## BEGIN STORED RECORDS

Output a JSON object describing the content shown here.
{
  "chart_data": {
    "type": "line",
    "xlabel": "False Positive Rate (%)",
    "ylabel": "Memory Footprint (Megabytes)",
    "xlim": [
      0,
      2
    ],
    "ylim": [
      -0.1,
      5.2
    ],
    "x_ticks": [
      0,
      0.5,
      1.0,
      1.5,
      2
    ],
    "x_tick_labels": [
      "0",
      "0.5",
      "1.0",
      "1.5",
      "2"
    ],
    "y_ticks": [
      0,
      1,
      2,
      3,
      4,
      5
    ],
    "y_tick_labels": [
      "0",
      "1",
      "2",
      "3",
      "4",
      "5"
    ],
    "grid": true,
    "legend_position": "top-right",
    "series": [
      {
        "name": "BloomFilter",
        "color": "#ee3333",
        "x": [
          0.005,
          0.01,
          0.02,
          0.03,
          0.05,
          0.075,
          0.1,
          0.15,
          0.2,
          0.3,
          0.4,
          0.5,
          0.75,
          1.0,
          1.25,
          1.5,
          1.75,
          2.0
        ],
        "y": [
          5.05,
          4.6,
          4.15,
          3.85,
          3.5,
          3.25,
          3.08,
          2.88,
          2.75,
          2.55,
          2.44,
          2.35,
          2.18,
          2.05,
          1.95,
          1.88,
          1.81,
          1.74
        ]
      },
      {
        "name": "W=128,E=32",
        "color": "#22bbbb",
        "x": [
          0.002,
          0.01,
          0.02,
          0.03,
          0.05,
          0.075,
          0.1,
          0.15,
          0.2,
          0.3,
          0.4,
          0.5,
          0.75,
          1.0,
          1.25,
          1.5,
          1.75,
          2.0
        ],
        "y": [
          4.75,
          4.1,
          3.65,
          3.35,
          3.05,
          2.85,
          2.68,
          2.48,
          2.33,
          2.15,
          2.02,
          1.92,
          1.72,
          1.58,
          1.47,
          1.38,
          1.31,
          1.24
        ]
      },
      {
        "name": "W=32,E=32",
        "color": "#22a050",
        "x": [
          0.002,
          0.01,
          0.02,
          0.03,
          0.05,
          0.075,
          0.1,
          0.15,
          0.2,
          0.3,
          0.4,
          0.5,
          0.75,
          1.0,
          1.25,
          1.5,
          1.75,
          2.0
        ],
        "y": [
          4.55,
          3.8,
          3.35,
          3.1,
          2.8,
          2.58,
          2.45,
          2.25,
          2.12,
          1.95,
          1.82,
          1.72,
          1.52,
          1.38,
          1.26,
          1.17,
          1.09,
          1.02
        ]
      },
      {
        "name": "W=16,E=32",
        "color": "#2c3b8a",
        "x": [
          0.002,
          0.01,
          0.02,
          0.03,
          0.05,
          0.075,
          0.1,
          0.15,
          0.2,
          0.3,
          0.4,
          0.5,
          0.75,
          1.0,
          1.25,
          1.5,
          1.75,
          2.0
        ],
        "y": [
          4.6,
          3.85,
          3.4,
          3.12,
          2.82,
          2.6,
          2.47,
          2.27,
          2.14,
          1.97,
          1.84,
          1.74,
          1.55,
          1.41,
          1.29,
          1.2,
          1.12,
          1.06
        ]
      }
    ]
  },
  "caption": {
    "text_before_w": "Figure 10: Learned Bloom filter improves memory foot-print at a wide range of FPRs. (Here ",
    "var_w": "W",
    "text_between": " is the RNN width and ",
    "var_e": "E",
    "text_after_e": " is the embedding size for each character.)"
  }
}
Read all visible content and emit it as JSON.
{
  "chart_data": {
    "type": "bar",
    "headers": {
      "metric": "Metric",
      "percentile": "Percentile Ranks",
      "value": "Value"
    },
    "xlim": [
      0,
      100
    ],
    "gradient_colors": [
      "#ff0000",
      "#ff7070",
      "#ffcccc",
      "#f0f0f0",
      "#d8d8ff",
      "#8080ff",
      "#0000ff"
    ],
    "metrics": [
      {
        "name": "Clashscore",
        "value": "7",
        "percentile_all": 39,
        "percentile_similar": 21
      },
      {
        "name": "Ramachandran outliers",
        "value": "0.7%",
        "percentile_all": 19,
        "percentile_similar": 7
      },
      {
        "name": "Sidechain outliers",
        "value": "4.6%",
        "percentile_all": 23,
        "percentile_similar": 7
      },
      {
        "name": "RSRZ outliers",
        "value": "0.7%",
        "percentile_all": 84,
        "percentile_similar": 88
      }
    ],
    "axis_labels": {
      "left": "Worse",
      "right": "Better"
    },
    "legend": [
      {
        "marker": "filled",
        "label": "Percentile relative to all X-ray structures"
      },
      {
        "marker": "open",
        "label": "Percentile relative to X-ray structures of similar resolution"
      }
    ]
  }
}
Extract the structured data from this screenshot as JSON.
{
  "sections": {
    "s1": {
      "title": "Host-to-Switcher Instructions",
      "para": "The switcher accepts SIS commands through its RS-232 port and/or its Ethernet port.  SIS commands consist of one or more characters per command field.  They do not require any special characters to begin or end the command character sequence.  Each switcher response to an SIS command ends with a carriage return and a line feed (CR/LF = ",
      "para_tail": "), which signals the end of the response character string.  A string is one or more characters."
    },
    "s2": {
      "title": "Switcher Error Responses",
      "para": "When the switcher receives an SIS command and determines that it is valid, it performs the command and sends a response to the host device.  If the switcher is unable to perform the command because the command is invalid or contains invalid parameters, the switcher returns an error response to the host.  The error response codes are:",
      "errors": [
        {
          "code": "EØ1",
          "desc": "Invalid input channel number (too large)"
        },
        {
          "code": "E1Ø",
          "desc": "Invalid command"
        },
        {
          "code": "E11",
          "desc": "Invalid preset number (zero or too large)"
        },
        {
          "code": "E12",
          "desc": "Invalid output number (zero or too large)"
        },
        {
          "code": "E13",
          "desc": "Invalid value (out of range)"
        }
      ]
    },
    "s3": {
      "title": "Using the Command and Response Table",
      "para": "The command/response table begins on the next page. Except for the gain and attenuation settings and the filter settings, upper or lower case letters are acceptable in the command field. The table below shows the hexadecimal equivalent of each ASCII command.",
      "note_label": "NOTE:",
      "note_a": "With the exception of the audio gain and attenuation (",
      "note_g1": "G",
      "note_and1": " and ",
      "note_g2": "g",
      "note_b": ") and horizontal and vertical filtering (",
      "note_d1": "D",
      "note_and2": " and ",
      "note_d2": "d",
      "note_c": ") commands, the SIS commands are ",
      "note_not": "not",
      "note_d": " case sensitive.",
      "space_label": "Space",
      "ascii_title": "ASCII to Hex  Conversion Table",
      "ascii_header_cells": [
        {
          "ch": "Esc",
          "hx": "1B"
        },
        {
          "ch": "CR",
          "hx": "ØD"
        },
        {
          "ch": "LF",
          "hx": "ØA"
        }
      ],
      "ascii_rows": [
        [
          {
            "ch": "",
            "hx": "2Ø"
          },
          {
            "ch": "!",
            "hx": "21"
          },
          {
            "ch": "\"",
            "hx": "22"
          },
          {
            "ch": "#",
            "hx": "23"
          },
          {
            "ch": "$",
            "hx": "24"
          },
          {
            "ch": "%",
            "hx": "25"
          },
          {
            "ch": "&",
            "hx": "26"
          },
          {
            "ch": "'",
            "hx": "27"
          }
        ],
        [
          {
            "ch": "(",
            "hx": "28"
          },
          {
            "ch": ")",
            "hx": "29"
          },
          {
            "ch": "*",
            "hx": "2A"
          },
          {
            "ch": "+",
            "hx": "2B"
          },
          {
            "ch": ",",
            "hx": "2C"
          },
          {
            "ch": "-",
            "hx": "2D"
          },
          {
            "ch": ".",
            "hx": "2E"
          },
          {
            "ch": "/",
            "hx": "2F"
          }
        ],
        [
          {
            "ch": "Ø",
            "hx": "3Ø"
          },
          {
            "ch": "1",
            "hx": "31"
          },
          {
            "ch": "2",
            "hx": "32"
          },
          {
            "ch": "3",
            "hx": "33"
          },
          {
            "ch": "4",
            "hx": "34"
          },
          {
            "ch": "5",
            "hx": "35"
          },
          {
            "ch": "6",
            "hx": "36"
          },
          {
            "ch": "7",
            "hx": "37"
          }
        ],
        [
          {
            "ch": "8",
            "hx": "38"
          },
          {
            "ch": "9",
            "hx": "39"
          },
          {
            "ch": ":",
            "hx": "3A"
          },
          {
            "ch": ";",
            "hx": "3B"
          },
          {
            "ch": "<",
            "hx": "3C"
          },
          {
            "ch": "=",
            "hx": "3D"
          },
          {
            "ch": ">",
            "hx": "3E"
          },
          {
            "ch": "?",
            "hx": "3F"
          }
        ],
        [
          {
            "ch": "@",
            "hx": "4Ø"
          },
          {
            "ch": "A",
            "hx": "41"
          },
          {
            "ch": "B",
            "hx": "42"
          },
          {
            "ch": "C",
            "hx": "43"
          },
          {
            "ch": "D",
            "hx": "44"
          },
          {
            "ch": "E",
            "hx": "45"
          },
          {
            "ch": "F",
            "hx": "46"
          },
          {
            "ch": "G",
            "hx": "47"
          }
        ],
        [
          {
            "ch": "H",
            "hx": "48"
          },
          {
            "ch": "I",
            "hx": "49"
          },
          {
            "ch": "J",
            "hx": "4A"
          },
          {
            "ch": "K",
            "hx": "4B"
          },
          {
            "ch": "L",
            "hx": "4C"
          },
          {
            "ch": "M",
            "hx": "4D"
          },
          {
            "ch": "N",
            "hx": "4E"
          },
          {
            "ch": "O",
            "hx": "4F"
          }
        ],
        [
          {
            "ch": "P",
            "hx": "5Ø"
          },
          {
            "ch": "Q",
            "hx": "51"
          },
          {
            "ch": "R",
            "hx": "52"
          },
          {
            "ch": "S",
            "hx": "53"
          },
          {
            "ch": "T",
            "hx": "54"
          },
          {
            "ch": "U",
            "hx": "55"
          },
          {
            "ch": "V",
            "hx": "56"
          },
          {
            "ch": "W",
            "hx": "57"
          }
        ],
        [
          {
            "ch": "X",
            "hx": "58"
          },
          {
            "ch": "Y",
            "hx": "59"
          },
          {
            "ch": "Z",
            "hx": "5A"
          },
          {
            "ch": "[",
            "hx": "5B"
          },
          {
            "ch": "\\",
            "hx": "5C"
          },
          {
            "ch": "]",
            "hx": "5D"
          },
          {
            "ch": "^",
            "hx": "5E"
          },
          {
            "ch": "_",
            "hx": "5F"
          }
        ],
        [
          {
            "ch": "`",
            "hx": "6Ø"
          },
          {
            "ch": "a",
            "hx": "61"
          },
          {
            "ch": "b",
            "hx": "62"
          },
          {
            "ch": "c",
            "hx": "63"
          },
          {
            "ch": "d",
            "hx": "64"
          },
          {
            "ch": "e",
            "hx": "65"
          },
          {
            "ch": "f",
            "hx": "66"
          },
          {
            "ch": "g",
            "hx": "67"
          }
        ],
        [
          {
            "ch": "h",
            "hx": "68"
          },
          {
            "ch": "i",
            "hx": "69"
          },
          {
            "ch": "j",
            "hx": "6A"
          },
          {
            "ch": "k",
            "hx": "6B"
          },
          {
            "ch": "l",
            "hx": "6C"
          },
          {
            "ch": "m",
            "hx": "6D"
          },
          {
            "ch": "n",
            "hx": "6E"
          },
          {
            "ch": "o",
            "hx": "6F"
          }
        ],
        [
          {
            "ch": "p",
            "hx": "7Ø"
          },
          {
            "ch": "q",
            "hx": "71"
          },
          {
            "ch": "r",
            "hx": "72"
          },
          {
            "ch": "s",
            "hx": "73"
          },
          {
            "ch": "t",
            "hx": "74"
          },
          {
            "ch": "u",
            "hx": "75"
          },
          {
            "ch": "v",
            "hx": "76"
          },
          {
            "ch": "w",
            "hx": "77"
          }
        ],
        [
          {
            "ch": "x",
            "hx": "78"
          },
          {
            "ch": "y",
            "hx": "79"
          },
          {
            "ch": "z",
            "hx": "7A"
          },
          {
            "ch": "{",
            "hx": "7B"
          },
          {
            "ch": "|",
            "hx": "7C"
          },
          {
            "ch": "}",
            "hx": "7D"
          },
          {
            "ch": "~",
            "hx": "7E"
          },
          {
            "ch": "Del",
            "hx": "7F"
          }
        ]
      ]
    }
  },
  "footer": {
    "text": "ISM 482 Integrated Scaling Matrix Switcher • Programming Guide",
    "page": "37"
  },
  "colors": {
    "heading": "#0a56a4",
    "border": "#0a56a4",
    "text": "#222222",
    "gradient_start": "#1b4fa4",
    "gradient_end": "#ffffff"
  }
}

## END STORED RECORDS

- **THE PROBLEM**
Using the material above, report each line where "content" occurs.

- **SOLUTION TO THIS TASK**
Output a JSON object describing the content shown here.
Read all visible content and emit it as JSON.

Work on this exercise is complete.